◆ BRIEF
Report every line from the material that contains the word "TeacherController".

───── STORED DATA ─────

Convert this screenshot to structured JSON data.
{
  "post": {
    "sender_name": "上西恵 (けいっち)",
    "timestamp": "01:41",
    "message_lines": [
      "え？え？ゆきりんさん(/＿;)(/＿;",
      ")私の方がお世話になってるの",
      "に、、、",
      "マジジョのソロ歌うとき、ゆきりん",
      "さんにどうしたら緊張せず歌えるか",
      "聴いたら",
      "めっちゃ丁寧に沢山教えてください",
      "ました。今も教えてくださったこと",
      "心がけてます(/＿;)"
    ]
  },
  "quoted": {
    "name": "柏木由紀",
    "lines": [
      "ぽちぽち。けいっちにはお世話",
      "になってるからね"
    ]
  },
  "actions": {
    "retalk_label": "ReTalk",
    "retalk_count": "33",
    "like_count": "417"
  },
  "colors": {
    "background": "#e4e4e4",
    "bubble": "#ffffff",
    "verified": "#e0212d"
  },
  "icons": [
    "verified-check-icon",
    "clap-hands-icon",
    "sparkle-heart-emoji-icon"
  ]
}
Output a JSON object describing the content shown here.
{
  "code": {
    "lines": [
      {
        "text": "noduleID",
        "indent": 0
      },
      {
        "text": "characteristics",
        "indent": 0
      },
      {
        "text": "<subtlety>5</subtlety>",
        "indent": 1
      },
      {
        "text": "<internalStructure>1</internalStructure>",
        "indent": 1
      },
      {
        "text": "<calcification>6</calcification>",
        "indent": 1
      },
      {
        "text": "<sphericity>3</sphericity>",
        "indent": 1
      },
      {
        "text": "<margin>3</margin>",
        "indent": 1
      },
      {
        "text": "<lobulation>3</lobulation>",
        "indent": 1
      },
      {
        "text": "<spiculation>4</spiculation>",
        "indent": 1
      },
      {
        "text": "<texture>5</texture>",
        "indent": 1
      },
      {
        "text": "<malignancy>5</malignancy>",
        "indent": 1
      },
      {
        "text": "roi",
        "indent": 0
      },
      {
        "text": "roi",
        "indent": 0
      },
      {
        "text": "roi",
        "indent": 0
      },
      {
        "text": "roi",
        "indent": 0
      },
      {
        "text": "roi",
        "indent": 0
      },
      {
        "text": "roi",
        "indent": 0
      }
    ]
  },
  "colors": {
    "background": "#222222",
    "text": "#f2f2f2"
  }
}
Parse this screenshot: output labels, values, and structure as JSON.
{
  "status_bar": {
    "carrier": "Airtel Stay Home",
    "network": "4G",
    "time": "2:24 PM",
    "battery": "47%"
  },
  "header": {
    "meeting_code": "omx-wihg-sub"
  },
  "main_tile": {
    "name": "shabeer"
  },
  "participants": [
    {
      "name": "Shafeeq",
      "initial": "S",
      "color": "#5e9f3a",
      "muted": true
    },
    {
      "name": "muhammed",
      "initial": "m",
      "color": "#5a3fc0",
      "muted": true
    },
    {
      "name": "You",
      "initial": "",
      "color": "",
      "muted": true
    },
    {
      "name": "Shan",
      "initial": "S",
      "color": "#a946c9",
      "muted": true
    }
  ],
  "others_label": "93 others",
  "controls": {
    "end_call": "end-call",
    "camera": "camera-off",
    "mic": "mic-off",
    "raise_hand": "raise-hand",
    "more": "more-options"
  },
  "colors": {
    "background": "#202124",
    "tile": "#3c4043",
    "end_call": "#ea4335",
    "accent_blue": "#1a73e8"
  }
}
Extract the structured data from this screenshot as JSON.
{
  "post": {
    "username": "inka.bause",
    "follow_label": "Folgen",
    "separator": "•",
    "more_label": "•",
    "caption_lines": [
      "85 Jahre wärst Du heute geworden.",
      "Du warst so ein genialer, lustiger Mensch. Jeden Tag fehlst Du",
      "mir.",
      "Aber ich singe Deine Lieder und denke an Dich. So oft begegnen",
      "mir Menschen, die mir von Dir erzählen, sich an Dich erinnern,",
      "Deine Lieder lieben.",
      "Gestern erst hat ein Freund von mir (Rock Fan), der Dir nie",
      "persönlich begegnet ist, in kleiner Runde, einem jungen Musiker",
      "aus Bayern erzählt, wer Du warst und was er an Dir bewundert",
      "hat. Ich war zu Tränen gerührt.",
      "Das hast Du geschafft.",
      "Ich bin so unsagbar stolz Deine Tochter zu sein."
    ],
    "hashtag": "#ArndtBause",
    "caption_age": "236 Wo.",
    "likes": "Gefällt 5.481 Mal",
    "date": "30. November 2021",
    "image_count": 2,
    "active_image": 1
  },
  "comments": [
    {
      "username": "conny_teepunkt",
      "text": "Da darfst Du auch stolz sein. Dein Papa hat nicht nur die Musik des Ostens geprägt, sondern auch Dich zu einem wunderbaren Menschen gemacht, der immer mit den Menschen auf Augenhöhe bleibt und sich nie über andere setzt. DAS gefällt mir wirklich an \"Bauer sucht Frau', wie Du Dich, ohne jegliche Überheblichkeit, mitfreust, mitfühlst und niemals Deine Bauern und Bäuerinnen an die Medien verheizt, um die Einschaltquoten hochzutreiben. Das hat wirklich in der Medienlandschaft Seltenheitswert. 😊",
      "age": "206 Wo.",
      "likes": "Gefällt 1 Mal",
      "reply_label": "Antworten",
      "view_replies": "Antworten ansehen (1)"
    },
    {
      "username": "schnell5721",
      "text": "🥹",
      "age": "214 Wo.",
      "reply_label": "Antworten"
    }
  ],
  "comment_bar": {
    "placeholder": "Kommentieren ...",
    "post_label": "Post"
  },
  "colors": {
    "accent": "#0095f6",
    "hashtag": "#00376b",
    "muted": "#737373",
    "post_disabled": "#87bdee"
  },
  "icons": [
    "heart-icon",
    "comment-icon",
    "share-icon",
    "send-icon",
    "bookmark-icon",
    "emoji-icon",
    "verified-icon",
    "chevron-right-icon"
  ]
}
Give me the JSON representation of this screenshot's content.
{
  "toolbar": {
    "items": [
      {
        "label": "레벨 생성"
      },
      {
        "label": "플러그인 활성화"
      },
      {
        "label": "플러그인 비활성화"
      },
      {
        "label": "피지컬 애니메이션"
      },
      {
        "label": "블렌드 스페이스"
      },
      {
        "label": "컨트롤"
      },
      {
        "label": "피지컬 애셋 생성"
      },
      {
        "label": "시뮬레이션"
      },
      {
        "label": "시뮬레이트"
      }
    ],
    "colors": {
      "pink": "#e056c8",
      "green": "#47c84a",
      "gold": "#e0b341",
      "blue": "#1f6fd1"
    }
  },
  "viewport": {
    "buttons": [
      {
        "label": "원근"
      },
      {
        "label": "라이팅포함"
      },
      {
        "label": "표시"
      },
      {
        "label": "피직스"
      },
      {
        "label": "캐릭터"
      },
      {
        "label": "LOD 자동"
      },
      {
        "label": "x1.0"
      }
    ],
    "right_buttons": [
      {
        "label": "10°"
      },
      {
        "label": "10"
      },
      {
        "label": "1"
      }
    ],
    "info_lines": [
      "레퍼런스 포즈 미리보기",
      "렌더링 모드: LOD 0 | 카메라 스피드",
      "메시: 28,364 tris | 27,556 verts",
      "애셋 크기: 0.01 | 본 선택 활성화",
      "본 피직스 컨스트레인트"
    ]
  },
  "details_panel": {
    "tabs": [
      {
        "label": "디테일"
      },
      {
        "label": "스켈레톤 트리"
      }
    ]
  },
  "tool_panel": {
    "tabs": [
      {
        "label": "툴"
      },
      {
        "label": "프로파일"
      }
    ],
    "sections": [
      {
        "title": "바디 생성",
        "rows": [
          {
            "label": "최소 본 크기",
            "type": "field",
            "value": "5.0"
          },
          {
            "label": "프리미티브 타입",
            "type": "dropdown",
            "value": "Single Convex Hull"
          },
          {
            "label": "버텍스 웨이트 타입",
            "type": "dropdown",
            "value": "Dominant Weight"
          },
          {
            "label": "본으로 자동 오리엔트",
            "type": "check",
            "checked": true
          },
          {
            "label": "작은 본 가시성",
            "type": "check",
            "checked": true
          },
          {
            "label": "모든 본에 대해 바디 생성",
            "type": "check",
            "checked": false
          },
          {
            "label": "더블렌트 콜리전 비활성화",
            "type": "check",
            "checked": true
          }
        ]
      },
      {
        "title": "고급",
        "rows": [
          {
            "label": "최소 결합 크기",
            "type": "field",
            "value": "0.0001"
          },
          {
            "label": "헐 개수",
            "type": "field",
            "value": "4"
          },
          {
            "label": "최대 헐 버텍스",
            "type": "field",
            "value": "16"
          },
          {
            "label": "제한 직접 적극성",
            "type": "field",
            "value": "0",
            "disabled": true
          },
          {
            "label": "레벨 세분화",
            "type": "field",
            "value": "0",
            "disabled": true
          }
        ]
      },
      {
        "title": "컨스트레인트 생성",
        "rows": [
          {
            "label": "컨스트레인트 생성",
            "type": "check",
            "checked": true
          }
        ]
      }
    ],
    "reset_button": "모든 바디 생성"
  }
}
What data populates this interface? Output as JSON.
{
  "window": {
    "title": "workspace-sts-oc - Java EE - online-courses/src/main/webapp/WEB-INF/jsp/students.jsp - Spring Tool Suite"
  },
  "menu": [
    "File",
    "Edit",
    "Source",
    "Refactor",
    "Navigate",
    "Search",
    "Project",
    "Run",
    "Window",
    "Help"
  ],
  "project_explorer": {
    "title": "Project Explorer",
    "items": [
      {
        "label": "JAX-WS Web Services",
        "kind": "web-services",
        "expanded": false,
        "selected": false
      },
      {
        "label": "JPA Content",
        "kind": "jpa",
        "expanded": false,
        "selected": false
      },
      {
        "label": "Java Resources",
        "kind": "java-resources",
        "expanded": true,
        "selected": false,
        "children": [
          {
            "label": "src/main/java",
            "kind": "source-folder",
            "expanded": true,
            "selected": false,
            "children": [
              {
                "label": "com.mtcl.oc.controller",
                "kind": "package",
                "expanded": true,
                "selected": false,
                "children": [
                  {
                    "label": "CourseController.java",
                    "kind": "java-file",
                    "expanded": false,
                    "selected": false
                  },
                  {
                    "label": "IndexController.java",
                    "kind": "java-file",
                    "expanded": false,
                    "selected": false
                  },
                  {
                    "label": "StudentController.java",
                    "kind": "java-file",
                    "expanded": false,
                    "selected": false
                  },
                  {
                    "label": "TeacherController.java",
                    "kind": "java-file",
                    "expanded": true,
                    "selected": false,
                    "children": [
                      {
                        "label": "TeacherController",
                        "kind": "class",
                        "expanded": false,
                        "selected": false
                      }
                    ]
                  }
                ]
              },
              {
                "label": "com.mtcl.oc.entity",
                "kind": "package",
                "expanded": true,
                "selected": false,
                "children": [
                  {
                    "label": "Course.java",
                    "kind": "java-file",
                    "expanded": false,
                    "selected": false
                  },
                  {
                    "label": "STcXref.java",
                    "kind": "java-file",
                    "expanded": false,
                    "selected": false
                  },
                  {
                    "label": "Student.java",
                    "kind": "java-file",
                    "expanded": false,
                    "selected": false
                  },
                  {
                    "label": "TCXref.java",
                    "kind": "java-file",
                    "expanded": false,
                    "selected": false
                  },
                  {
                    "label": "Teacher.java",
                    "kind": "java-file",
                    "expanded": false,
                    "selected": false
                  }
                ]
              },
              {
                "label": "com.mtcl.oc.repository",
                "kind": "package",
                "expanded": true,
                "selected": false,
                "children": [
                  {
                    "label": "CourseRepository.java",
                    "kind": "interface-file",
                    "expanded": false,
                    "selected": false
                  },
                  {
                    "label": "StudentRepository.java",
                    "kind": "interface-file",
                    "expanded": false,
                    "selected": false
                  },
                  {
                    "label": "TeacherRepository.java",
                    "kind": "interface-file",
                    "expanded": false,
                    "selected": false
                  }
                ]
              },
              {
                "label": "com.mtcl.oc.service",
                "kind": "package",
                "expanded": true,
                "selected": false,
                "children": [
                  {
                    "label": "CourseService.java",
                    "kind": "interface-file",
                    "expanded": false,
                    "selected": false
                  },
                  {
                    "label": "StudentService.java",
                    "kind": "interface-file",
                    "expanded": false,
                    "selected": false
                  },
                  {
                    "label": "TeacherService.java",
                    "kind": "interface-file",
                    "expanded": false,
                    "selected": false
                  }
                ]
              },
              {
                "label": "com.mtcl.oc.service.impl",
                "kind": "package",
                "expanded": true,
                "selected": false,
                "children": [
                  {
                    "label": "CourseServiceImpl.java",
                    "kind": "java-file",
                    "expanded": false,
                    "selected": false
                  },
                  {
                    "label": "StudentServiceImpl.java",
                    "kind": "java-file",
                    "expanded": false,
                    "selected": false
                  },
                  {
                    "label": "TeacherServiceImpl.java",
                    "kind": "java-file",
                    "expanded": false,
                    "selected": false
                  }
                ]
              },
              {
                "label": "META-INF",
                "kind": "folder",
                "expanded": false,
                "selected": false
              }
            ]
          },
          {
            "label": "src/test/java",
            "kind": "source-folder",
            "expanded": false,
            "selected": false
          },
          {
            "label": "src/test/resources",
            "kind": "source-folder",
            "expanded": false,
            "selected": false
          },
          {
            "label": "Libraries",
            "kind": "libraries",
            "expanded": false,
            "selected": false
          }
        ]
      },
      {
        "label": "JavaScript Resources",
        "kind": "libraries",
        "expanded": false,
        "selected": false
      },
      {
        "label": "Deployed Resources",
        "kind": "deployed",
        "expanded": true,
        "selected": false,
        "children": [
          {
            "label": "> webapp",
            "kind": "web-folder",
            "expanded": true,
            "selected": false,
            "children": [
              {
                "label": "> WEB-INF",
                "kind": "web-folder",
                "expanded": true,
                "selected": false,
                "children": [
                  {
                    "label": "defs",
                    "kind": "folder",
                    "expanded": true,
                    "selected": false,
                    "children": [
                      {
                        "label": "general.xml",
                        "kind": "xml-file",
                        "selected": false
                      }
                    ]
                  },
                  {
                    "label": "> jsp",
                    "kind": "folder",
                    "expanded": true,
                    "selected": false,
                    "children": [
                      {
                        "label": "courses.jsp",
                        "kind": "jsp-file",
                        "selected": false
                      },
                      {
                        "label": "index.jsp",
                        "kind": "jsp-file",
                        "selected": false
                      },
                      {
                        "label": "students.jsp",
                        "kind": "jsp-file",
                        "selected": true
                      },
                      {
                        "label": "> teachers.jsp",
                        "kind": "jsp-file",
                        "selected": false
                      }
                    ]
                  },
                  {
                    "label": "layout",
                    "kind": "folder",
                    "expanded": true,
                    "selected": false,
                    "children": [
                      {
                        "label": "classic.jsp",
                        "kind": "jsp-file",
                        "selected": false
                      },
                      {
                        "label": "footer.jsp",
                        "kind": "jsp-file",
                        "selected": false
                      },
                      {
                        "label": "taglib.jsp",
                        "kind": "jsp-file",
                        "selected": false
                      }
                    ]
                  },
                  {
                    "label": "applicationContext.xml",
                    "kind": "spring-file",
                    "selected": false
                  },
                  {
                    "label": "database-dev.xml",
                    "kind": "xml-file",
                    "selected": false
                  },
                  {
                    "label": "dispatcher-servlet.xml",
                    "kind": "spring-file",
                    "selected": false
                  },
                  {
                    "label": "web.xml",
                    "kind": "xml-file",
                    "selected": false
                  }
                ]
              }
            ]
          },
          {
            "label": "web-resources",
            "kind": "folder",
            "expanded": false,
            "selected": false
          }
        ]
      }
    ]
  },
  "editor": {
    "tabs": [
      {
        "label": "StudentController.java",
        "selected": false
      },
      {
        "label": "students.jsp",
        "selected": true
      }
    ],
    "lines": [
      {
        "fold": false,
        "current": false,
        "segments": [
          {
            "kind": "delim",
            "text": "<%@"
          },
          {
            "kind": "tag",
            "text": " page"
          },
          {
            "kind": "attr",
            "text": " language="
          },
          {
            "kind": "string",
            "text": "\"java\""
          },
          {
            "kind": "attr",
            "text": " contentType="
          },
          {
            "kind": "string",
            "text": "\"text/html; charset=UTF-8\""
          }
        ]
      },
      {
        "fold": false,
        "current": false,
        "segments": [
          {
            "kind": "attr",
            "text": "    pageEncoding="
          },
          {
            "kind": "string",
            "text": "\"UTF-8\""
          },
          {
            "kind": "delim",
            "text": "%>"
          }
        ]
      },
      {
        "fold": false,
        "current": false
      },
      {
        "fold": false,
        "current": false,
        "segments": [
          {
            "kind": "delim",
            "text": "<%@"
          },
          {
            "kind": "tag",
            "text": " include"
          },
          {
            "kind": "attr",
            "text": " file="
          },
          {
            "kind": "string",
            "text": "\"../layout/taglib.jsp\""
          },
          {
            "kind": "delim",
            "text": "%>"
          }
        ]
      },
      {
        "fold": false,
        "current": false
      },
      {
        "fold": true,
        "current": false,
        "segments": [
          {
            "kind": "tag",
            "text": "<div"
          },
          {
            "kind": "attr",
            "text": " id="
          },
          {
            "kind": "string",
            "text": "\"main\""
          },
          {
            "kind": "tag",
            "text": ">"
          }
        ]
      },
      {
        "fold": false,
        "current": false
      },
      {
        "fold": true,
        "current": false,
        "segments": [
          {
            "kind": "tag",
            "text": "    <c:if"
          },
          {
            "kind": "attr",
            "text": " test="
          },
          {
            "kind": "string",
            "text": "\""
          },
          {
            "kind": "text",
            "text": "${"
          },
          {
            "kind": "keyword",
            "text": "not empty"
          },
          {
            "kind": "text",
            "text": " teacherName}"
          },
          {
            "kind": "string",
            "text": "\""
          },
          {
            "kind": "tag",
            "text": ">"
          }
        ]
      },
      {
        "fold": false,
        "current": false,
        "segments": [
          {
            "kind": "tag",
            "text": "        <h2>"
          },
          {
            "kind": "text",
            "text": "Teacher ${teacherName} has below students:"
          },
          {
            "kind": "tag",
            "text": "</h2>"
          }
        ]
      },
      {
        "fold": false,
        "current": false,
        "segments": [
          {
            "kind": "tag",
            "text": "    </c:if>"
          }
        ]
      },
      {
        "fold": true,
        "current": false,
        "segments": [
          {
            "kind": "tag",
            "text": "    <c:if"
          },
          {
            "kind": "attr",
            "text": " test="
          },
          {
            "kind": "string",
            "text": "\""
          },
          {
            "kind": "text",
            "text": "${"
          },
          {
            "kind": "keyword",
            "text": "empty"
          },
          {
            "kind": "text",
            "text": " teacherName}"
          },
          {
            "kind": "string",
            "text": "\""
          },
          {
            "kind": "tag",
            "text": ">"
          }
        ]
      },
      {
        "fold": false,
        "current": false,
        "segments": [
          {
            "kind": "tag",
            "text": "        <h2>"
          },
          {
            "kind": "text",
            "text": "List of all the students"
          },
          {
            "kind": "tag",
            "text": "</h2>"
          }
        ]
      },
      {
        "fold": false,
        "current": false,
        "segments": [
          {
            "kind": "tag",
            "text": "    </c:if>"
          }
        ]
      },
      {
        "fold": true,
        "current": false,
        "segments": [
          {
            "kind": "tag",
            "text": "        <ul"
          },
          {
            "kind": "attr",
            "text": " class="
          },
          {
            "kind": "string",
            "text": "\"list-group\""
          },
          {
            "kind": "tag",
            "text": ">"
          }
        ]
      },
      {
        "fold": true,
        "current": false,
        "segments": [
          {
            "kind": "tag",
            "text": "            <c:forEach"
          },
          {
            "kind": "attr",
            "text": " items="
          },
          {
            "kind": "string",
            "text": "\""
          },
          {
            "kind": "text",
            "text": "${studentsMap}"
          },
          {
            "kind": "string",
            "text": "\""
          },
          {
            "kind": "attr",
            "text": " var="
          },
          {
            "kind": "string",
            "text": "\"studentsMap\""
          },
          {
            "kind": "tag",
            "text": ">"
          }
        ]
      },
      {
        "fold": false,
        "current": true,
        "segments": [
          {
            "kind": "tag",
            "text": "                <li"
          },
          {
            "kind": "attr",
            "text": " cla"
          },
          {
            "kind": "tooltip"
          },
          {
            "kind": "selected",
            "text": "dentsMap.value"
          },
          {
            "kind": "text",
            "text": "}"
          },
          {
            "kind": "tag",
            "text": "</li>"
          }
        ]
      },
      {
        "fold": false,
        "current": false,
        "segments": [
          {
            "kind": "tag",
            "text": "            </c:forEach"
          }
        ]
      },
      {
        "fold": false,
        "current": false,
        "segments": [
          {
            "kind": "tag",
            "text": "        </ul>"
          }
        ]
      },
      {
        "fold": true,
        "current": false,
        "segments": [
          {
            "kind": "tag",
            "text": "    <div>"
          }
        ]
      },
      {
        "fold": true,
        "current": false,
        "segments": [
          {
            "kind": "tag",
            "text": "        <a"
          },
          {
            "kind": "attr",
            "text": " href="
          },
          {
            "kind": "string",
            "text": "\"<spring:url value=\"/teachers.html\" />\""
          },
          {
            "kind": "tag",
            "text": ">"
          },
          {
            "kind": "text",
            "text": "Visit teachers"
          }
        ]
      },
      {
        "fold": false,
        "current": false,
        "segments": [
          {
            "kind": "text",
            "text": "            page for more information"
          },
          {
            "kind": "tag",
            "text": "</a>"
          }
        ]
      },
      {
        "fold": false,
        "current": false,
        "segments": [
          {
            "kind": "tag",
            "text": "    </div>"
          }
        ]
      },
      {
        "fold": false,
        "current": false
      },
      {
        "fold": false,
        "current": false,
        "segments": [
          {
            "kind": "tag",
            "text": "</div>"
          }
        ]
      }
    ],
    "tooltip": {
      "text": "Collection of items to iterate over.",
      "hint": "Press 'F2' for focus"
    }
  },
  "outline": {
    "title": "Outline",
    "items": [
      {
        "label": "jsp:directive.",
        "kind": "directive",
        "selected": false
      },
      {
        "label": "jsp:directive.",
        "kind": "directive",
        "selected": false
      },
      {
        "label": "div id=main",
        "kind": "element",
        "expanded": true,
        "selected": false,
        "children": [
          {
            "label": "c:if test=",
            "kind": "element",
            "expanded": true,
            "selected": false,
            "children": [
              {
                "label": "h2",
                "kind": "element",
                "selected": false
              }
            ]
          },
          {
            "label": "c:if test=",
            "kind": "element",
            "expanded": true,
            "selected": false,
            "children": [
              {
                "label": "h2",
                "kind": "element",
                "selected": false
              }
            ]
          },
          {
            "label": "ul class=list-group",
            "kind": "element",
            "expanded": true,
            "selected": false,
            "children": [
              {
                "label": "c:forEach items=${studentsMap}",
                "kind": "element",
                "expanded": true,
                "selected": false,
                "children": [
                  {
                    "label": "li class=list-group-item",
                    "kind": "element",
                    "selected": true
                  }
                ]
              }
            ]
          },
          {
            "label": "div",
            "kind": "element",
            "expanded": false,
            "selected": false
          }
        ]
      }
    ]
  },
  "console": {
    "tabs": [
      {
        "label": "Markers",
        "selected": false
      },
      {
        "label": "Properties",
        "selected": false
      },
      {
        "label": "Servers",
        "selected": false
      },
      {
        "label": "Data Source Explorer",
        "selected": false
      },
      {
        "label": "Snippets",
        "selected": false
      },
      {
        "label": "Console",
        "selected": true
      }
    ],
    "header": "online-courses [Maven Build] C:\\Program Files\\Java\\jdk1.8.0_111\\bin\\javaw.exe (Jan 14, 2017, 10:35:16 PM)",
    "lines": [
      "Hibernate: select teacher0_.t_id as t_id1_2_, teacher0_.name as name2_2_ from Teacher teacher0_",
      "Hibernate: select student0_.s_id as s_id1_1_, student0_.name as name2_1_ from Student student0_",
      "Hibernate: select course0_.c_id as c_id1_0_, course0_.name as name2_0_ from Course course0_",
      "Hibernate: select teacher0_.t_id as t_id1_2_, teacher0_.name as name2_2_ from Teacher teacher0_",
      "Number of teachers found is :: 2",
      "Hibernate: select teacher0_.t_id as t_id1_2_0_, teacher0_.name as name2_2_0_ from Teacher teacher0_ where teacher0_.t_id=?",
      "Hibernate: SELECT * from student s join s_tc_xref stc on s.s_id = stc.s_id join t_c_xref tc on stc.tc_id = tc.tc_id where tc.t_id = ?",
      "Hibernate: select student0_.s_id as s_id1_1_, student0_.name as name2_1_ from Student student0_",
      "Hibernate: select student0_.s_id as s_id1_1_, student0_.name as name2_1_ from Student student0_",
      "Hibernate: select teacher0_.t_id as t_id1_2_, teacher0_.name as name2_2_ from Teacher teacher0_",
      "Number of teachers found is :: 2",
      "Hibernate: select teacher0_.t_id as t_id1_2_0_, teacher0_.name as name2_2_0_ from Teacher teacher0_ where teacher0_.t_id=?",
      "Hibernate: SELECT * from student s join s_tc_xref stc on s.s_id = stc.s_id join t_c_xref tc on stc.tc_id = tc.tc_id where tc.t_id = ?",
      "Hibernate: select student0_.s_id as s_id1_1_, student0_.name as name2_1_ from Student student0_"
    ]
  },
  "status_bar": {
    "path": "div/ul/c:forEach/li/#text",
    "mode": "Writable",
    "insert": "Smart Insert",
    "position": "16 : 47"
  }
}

─────

◆ TASK RESPONSE
                    "label": "TeacherController.java",
                        "label": "TeacherController",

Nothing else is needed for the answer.